Job: Exactly retype the lines below from the one containing "What text is on this page?" through the end of the listing. Leave pictures out.

## Begin Working data

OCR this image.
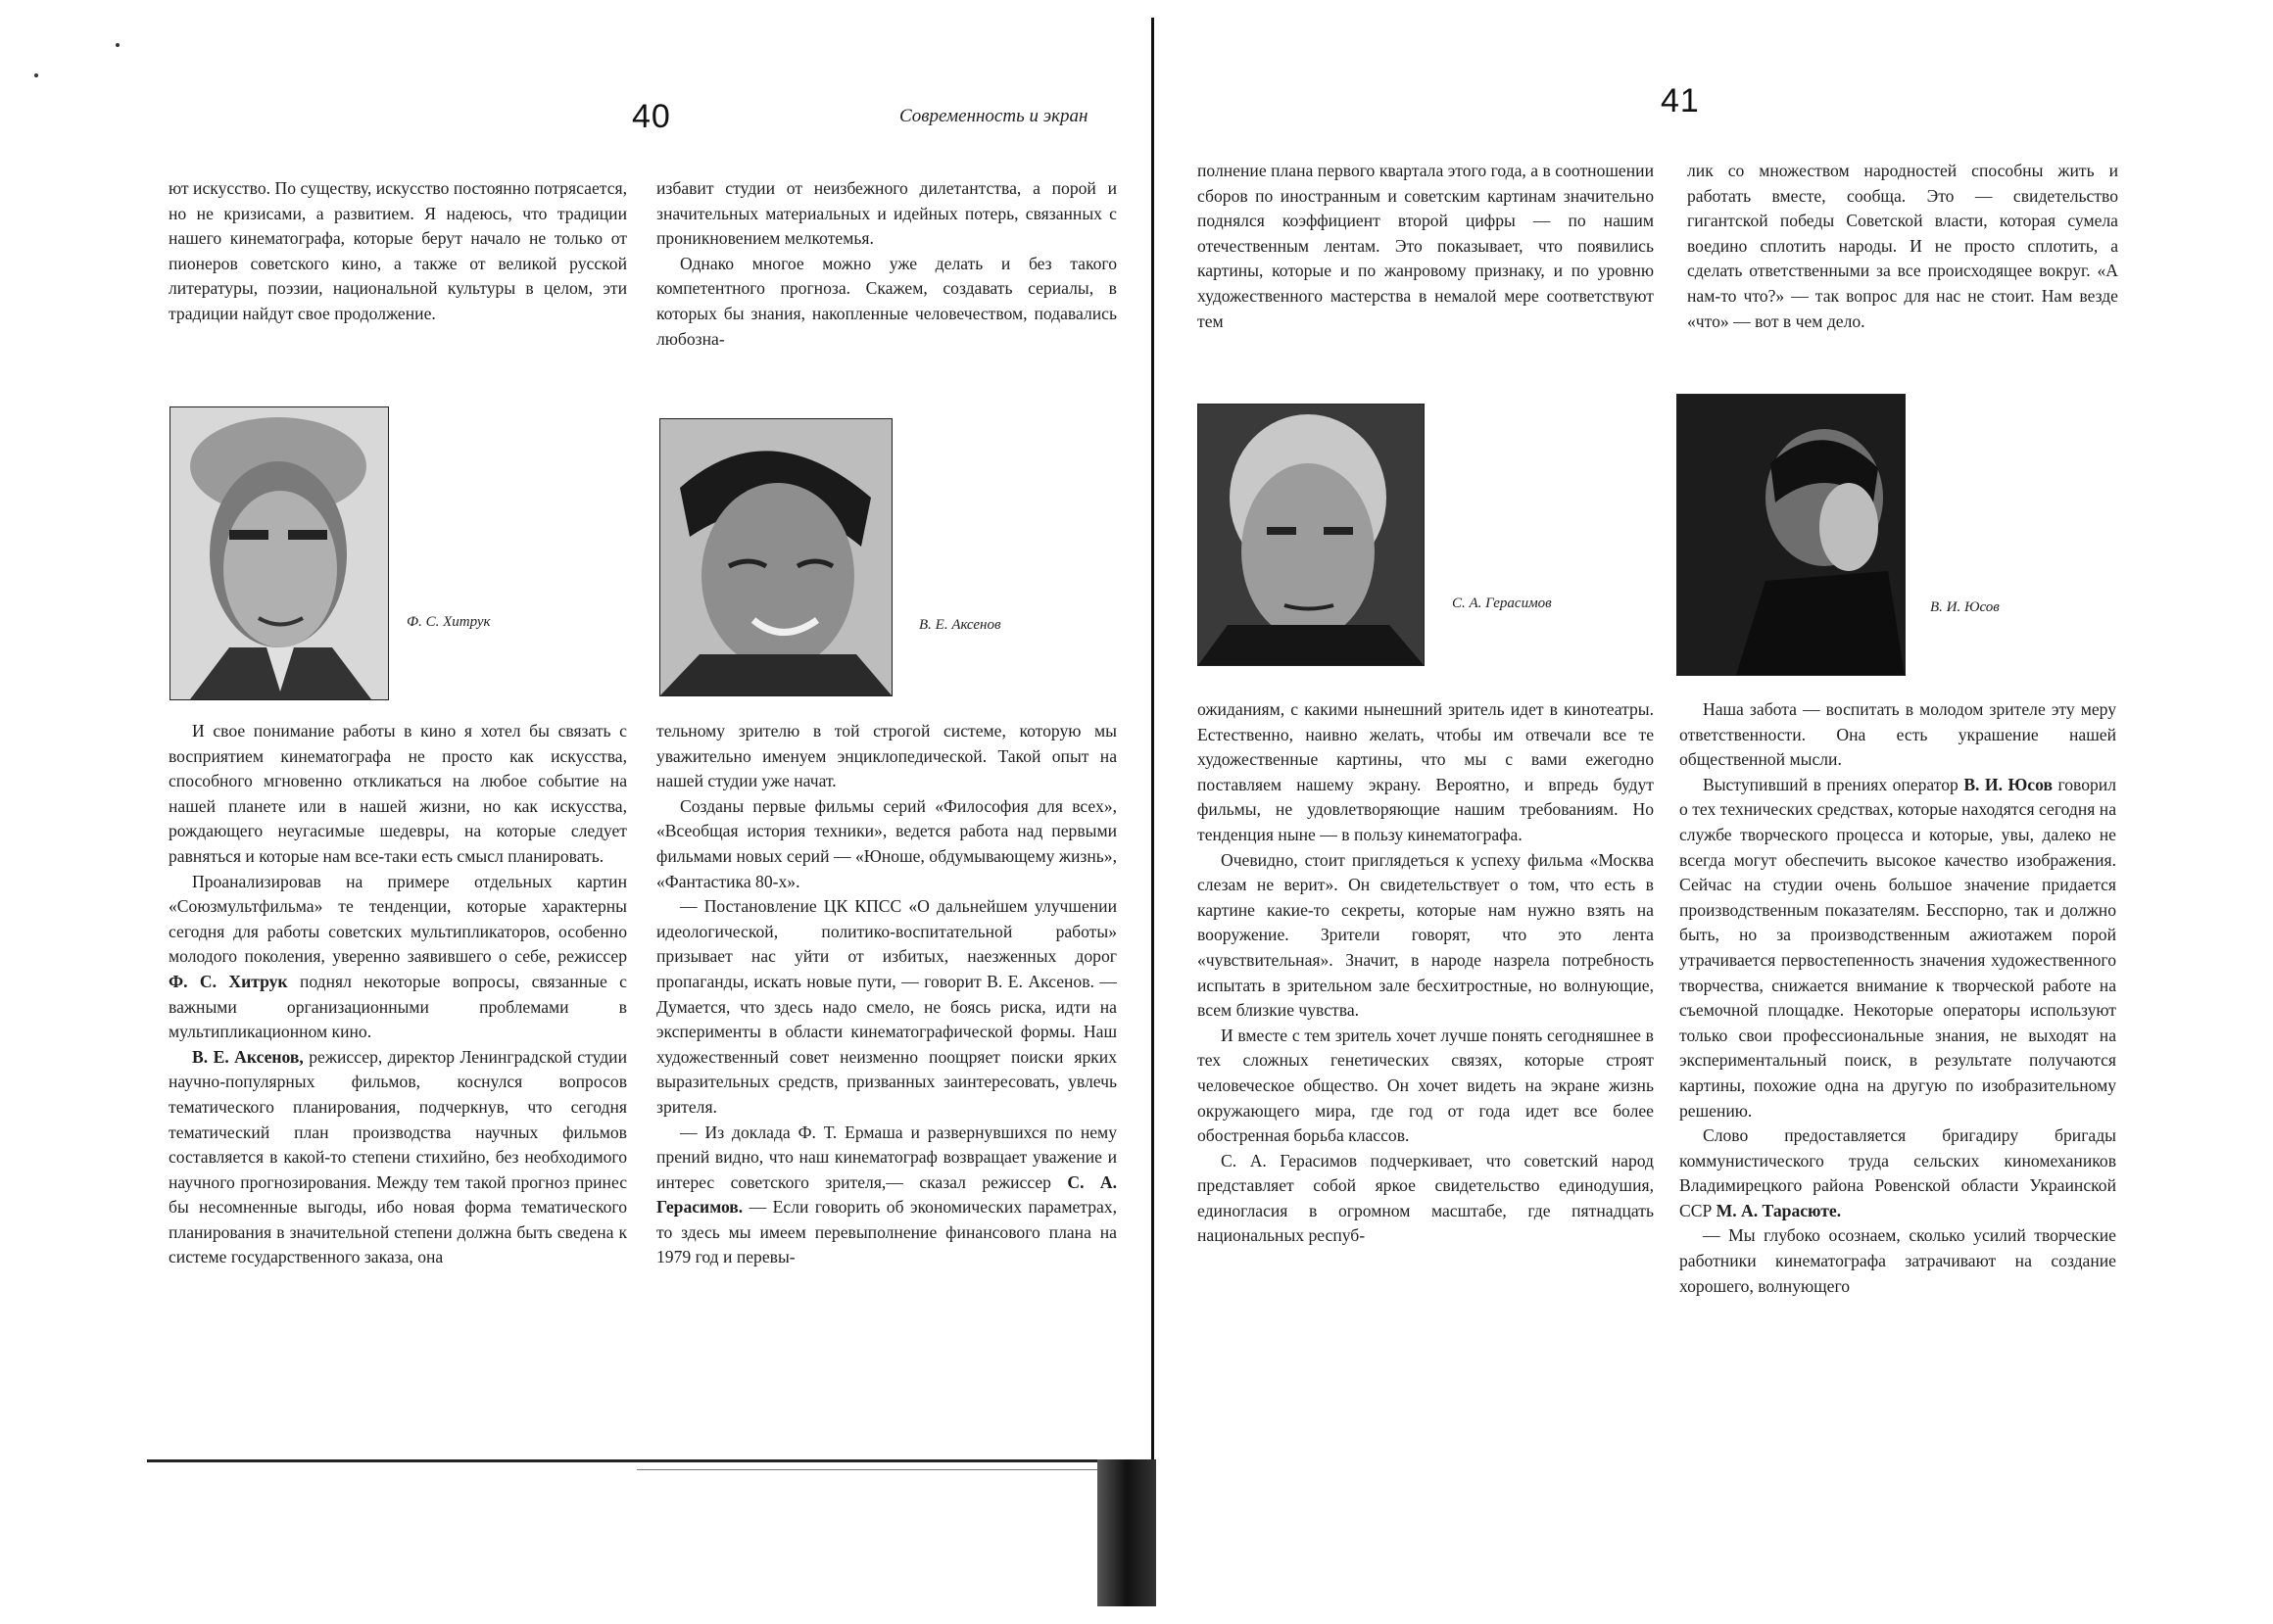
40	Современность и экран

ют искусство. По существу, искусство постоянно потрясается, но не кризисами, а развитием. Я надеюсь, что традиции нашего кинематографа, которые берут начало не только от пионеров советского кино, а также от великой русской литературы, поэзии, национальной культуры в целом, эти традиции найдут свое продолжение.

избавит студии от неизбежного дилетантства, а порой и значительных материальных и идейных потерь, связанных с проникновением мелкотемья.

Однако многое можно уже делать и без такого компетентного прогноза. Скажем, создавать сериалы, в которых бы знания, накопленные человечеством, подавались любозна-

Ф. С. Хитрук	В. Е. Аксенов

И свое понимание работы в кино я хотел бы связать с восприятием кинематографа не просто как искусства, способного мгновенно откликаться на любое событие на нашей планете или в нашей жизни, но как искусства, рождающего неугасимые шедевры, на которые следует равняться и которые нам все-таки есть смысл планировать.

Проанализировав на примере отдельных картин «Союзмультфильма» те тенденции, которые характерны сегодня для работы советских мультипликаторов, особенно молодого поколения, уверенно заявившего о себе, режиссер Ф. С. Хитрук поднял некоторые вопросы, связанные с важными организационными проблемами в мультипликационном кино.

В. Е. Аксенов, режиссер, директор Ленинградской студии научно-популярных фильмов, коснулся вопросов тематического планирования, подчеркнув, что сегодня тематический план производства научных фильмов составляется в какой-то степени стихийно, без необходимого научного прогнозирования. Между тем такой прогноз принес бы несомненные выгоды, ибо новая форма тематического планирования в значительной степени должна быть сведена к системе государственного заказа, она

тельному зрителю в той строгой системе, которую мы уважительно именуем энциклопедической. Такой опыт на нашей студии уже начат.

Созданы первые фильмы серий «Философия для всех», «Всеобщая история техники», ведется работа над первыми фильмами новых серий — «Юноше, обдумывающему жизнь», «Фантастика 80-х».

— Постановление ЦК КПСС «О дальнейшем улучшении идеологической, политико-воспитательной работы» призывает нас уйти от избитых, наезженных дорог пропаганды, искать новые пути, — говорит В. Е. Аксенов. — Думается, что здесь надо смело, не боясь риска, идти на эксперименты в области кинематографической формы. Наш художественный совет неизменно поощряет поиски ярких выразительных средств, призванных заинтересовать, увлечь зрителя.

— Из доклада Ф. Т. Ермаша и развернувшихся по нему прений видно, что наш кинематограф возвращает уважение и интерес советского зрителя,— сказал режиссер С. А. Герасимов. — Если говорить об экономических параметрах, то здесь мы имеем перевыполнение финансового плана на 1979 год и перевы-

41

полнение плана первого квартала этого года, а в соотношении сборов по иностранным и советским картинам значительно поднялся коэффициент второй цифры — по нашим отечественным лентам. Это показывает, что появились картины, которые и по жанровому признаку, и по уровню художественного мастерства в немалой мере соответствуют тем

лик со множеством народностей способны жить и работать вместе, сообща. Это — свидетельство гигантской победы Советской власти, которая сумела воедино сплотить народы. И не просто сплотить, а сделать ответственными за все происходящее вокруг. «А нам-то что?» — так вопрос для нас не стоит. Нам везде «что» — вот в чем дело.

С. А. Герасимов	В. И. Юсов

ожиданиям, с какими нынешний зритель идет в кинотеатры. Естественно, наивно желать, чтобы им отвечали все те художественные картины, что мы с вами ежегодно поставляем нашему экрану. Вероятно, и впредь будут фильмы, не удовлетворяющие нашим требованиям. Но тенденция ныне — в пользу кинематографа.

Очевидно, стоит приглядеться к успеху фильма «Москва слезам не верит». Он свидетельствует о том, что есть в картине какие-то секреты, которые нам нужно взять на вооружение. Зрители говорят, что это лента «чувствительная». Значит, в народе назрела потребность испытать в зрительном зале бесхитростные, но волнующие, всем близкие чувства.

И вместе с тем зритель хочет лучше понять сегодняшнее в тех сложных генетических связях, которые строят человеческое общество. Он хочет видеть на экране жизнь окружающего мира, где год от года идет все более обостренная борьба классов.

С. А. Герасимов подчеркивает, что советский народ представляет собой яркое свидетельство единодушия, единогласия в огромном масштабе, где пятнадцать национальных респуб-

Наша забота — воспитать в молодом зрителе эту меру ответственности. Она есть украшение нашей общественной мысли.

Выступивший в прениях оператор В. И. Юсов говорил о тех технических средствах, которые находятся сегодня на службе творческого процесса и которые, увы, далеко не всегда могут обеспечить высокое качество изображения. Сейчас на студии очень большое значение придается производственным показателям. Бесспорно, так и должно быть, но за производственным ажиотажем порой утрачивается первостепенность значения художественного творчества, снижается внимание к творческой работе на съемочной площадке. Некоторые операторы используют только свои профессиональные знания, не выходят на экспериментальный поиск, в результате получаются картины, похожие одна на другую по изобразительному решению.

Слово предоставляется бригадиру бригады коммунистического труда сельских киномехаников Владимирецкого района Ровенской области Украинской ССР М. А. Тарасюте.

— Мы глубоко осознаем, сколько усилий творческие работники кинематографа затрачивают на создание хорошего, волнующего
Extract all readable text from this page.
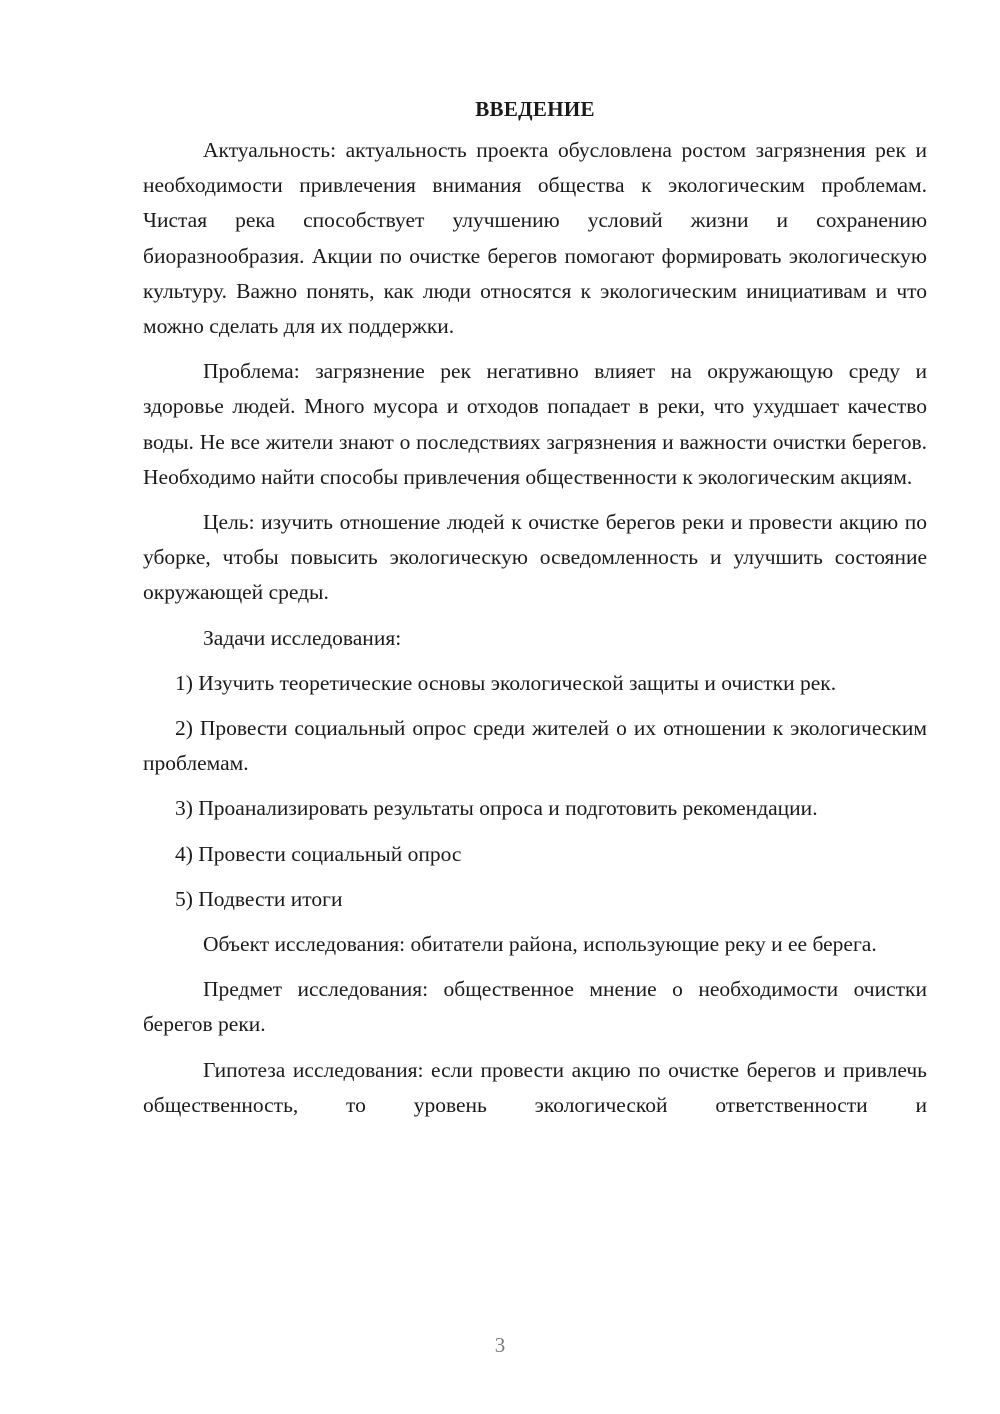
ВВЕДЕНИЕ

Актуальность: актуальность проекта обусловлена ростом загрязнения рек и необходимости привлечения внимания общества к экологическим проблемам. Чистая река способствует улучшению условий жизни и сохранению биоразнообразия. Акции по очистке берегов помогают формировать экологическую культуру. Важно понять, как люди относятся к экологическим инициативам и что можно сделать для их поддержки.

Проблема: загрязнение рек негативно влияет на окружающую среду и здоровье людей. Много мусора и отходов попадает в реки, что ухудшает качество воды. Не все жители знают о последствиях загрязнения и важности очистки берегов. Необходимо найти способы привлечения общественности к экологическим акциям.

Цель: изучить отношение людей к очистке берегов реки и провести акцию по уборке, чтобы повысить экологическую осведомленность и улучшить состояние окружающей среды.

Задачи исследования:

1) Изучить теоретические основы экологической защиты и очистки рек.

2) Провести социальный опрос среди жителей о их отношении к экологическим проблемам.

3) Проанализировать результаты опроса и подготовить рекомендации.

4) Провести социальный опрос

5) Подвести итоги

Объект исследования: обитатели района, использующие реку и ее берега.

Предмет исследования: общественное мнение о необходимости очистки берегов реки.

Гипотеза исследования: если провести акцию по очистке берегов и привлечь общественность, то уровень экологической ответственности и

3
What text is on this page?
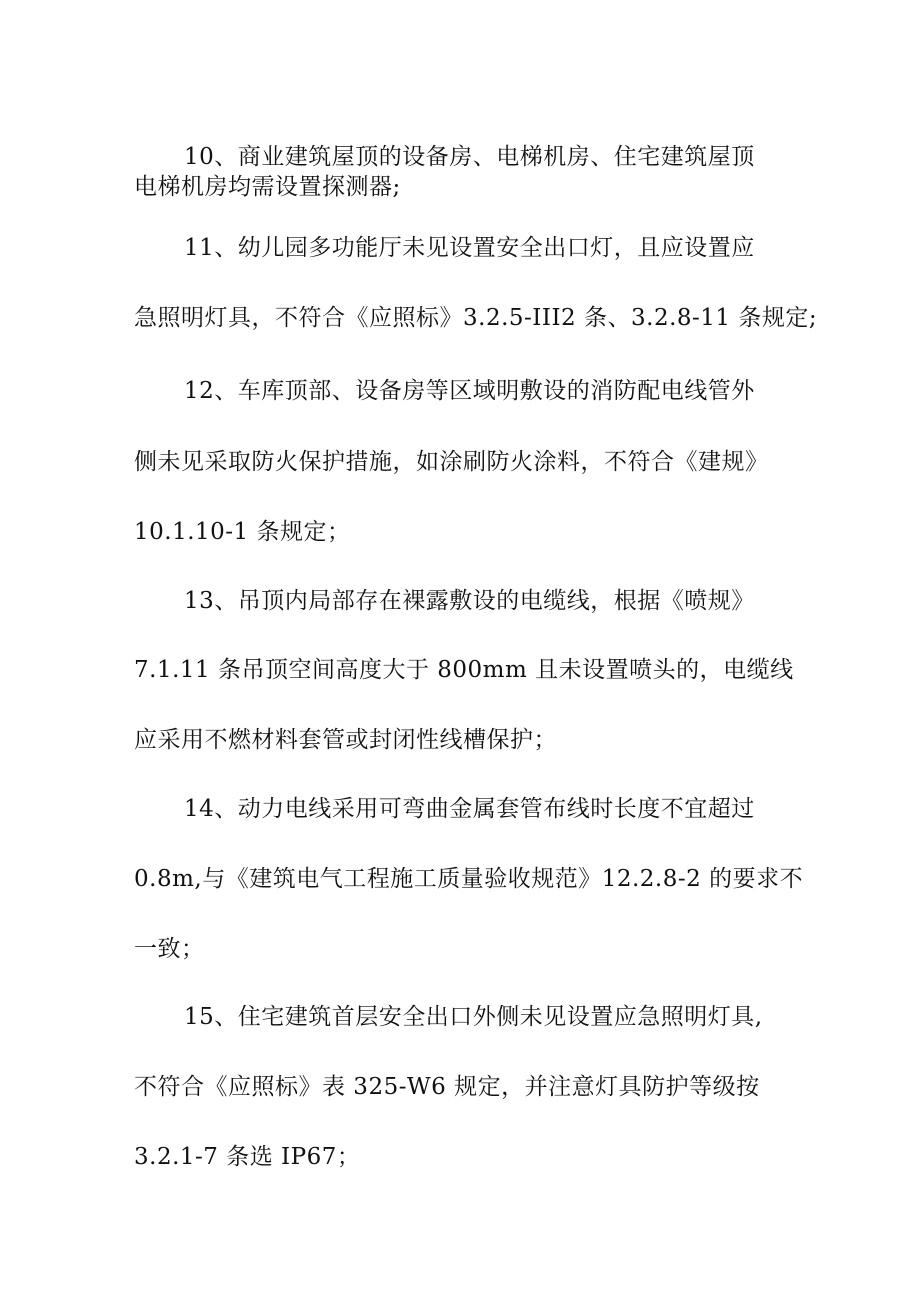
10、商业建筑屋顶的设备房、电梯机房、住宅建筑屋顶
电梯机房均需设置探测器;
11、幼儿园多功能厅未见设置安全出口灯，且应设置应
急照明灯具，不符合《应照标》3.2.5-III2 条、3.2.8-11 条规定;
12、车库顶部、设备房等区域明敷设的消防配电线管外
侧未见采取防火保护措施，如涂刷防火涂料，不符合《建规》
10.1.10-1 条规定；
13、吊顶内局部存在裸露敷设的电缆线，根据《喷规》
7.1.11 条吊顶空间高度大于 800mm 且未设置喷头的，电缆线
应采用不燃材料套管或封闭性线槽保护；
14、动力电线采用可弯曲金属套管布线时长度不宜超过
0.8m,与《建筑电气工程施工质量验收规范》12.2.8-2 的要求不
一致；
15、住宅建筑首层安全出口外侧未见设置应急照明灯具,
不符合《应照标》表 325-W6 规定，并注意灯具防护等级按
3.2.1-7 条选 IP67；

## End Working data

Correct response:
What text is on this page?
10、商业建筑屋顶的设备房、电梯机房、住宅建筑屋顶
电梯机房均需设置探测器;
11、幼儿园多功能厅未见设置安全出口灯，且应设置应
急照明灯具，不符合《应照标》3.2.5-III2 条、3.2.8-11 条规定;
12、车库顶部、设备房等区域明敷设的消防配电线管外
侧未见采取防火保护措施，如涂刷防火涂料，不符合《建规》
10.1.10-1 条规定；
13、吊顶内局部存在裸露敷设的电缆线，根据《喷规》
7.1.11 条吊顶空间高度大于 800mm 且未设置喷头的，电缆线
应采用不燃材料套管或封闭性线槽保护；
14、动力电线采用可弯曲金属套管布线时长度不宜超过
0.8m,与《建筑电气工程施工质量验收规范》12.2.8-2 的要求不
一致；
15、住宅建筑首层安全出口外侧未见设置应急照明灯具,
不符合《应照标》表 325-W6 规定，并注意灯具防护等级按
3.2.1-7 条选 IP67；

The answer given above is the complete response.